[Some records]
===============
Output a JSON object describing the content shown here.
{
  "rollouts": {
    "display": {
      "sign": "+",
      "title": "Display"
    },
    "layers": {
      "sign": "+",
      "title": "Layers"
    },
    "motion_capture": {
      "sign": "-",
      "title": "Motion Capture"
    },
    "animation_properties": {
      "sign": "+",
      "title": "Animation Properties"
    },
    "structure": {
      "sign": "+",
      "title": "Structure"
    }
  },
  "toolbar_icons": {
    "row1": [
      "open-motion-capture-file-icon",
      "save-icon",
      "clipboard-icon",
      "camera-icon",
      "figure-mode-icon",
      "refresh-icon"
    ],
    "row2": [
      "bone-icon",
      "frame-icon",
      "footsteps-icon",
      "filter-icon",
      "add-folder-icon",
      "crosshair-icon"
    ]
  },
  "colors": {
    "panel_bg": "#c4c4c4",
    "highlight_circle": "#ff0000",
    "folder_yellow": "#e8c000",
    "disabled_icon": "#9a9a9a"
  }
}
===============
_Task to carry out_.
Exactly reproduce all of the entries above.

_Exercise result_.
Output a JSON object describing the content shown here.
{
  "rollouts": {
    "display": {
      "sign": "+",
      "title": "Display"
    },
    "layers": {
      "sign": "+",
      "title": "Layers"
    },
    "motion_capture": {
      "sign": "-",
      "title": "Motion Capture"
    },
    "animation_properties": {
      "sign": "+",
      "title": "Animation Properties"
    },
    "structure": {
      "sign": "+",
      "title": "Structure"
    }
  },
  "toolbar_icons": {
    "row1": [
      "open-motion-capture-file-icon",
      "save-icon",
      "clipboard-icon",
      "camera-icon",
      "figure-mode-icon",
      "refresh-icon"
    ],
    "row2": [
      "bone-icon",
      "frame-icon",
      "footsteps-icon",
      "filter-icon",
      "add-folder-icon",
      "crosshair-icon"
    ]
  },
  "colors": {
    "panel_bg": "#c4c4c4",
    "highlight_circle": "#ff0000",
    "folder_yellow": "#e8c000",
    "disabled_icon": "#9a9a9a"
  }
}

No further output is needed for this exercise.